• **Task objective**:
Report the number of lines that hold the string "Loss". Leave out any other text.

--- Start Dataset entries ---

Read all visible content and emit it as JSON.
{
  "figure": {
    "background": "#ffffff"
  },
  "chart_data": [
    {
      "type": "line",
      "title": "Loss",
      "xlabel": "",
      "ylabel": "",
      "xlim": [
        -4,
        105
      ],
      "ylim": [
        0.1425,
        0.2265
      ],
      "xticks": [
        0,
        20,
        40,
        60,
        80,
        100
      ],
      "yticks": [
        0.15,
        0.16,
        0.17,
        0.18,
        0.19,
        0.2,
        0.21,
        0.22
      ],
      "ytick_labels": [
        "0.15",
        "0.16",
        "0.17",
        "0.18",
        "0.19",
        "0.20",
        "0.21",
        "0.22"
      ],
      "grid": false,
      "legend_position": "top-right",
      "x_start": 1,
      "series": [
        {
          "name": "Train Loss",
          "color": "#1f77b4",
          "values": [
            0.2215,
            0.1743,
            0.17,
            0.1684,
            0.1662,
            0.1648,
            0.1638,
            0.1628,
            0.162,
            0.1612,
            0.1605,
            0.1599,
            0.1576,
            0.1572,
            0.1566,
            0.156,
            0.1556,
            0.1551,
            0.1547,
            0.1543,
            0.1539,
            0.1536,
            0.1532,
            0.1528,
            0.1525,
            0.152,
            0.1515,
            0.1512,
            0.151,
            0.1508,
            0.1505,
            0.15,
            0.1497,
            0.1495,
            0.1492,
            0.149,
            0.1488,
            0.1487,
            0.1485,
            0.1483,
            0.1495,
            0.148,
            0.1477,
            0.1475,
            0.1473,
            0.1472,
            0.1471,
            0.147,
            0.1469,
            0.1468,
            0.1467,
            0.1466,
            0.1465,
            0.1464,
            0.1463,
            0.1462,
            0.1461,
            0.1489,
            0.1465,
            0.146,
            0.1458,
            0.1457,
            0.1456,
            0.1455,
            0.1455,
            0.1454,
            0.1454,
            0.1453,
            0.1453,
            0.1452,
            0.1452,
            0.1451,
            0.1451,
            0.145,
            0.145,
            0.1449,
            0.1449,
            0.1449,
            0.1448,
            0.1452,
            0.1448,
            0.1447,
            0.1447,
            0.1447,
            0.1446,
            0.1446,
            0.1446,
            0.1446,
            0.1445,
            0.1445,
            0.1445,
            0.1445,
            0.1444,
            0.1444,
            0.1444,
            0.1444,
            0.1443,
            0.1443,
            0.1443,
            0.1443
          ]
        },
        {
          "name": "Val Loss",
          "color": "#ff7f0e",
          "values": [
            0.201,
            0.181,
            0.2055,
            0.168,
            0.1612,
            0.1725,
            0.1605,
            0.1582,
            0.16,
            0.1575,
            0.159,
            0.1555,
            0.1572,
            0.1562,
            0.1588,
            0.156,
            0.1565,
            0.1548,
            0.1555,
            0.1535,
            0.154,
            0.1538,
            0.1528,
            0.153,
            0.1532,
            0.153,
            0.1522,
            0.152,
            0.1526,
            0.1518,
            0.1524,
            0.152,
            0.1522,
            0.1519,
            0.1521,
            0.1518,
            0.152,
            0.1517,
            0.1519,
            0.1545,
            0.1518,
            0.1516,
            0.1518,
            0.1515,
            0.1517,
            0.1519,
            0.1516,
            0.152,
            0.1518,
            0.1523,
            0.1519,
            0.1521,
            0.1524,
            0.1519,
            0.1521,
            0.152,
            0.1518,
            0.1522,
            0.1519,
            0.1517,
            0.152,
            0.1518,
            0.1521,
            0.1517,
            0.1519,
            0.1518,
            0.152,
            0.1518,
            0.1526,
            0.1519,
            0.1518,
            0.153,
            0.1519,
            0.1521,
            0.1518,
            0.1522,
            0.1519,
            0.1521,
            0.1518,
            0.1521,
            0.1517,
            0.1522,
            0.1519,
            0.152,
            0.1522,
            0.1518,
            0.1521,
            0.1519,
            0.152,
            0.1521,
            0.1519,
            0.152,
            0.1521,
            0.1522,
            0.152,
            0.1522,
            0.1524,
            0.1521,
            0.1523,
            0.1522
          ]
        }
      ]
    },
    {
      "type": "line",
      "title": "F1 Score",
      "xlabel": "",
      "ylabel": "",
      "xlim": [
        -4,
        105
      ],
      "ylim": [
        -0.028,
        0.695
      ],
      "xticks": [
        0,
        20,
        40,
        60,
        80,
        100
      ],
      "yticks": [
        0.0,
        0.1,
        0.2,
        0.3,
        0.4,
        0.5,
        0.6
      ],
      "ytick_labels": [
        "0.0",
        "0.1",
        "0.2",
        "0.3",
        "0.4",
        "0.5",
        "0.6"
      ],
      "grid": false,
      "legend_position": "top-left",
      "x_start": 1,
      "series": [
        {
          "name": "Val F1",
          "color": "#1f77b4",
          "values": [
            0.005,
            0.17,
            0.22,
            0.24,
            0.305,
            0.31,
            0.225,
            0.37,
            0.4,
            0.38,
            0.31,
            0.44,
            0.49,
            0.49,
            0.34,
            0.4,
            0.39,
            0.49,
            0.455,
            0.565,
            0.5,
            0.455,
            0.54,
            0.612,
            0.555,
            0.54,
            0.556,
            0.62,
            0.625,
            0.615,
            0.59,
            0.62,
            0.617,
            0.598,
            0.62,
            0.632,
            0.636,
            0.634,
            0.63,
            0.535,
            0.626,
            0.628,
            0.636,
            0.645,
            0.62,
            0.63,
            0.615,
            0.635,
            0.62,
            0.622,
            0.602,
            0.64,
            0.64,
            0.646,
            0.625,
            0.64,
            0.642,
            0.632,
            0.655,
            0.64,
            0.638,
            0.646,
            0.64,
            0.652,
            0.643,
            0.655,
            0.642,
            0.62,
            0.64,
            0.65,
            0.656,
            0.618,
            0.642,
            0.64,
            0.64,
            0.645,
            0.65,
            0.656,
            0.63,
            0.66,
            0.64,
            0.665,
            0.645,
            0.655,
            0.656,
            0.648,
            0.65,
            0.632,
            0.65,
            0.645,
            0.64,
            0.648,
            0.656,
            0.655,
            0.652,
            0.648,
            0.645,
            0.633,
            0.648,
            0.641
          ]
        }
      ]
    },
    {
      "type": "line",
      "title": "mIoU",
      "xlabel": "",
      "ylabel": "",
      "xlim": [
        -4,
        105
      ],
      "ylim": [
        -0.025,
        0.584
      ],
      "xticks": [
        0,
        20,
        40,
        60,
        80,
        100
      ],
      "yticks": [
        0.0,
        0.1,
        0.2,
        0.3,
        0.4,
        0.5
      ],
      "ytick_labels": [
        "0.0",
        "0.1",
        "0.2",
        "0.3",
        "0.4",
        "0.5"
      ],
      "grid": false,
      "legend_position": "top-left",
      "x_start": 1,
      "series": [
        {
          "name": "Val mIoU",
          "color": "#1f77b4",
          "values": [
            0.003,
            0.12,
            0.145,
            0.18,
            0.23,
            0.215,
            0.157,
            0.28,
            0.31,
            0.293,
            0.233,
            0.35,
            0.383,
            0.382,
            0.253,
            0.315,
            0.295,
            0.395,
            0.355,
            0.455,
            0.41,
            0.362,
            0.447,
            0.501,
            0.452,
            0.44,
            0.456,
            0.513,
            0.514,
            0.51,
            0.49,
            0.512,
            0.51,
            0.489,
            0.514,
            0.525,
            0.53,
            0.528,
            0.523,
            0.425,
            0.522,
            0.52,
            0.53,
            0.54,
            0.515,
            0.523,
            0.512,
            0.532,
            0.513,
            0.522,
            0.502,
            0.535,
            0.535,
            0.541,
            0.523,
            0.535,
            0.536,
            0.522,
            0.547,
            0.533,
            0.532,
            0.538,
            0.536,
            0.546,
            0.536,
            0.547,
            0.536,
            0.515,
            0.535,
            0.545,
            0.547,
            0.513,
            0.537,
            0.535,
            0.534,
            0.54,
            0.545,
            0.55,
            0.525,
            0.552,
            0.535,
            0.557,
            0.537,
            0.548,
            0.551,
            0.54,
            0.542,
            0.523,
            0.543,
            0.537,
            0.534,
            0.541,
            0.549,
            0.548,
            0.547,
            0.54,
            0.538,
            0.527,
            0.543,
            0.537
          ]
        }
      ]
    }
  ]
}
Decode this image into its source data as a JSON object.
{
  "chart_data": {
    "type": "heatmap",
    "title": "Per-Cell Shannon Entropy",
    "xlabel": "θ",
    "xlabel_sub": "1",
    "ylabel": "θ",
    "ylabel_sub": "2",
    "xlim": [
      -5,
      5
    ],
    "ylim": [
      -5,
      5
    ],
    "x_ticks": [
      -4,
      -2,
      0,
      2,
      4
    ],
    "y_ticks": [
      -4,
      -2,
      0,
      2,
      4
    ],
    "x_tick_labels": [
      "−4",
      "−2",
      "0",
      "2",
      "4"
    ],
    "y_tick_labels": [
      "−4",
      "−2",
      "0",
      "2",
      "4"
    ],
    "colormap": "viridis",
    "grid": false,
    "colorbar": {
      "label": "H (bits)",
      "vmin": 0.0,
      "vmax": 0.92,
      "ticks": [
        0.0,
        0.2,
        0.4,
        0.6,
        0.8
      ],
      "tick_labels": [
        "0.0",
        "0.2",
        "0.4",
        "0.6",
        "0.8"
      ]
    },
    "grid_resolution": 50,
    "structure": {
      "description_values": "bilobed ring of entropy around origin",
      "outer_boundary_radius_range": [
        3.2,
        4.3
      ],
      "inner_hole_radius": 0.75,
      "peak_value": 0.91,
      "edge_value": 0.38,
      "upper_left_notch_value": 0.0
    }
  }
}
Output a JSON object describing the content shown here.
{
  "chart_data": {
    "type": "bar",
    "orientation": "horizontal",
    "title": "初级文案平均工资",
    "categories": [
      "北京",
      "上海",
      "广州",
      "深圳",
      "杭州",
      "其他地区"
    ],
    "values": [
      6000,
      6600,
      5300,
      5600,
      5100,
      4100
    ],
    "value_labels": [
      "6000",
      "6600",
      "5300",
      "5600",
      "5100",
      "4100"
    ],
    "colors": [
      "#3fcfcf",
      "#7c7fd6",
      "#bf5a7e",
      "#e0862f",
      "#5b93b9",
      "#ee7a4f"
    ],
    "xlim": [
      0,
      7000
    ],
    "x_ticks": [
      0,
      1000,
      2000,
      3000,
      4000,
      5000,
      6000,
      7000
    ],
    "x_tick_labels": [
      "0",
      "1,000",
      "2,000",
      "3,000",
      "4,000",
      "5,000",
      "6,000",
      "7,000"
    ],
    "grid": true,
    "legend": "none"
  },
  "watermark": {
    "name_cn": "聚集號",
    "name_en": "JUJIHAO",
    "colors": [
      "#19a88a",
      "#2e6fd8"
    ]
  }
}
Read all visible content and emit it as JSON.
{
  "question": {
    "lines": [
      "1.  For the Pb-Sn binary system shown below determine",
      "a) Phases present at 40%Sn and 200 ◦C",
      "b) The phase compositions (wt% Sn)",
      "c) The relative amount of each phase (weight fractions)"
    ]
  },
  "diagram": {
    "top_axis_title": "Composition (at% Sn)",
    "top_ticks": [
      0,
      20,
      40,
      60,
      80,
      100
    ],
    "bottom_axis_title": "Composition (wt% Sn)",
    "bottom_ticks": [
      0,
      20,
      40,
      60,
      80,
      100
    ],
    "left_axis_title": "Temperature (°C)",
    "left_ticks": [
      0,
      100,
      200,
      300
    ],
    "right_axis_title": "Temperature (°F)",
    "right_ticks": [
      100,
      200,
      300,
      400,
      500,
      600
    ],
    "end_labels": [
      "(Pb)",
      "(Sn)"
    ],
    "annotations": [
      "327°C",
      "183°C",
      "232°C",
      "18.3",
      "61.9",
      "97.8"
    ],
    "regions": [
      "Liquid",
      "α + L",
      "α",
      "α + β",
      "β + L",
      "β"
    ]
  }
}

--- End Dataset entries ---

• **The reply**:
3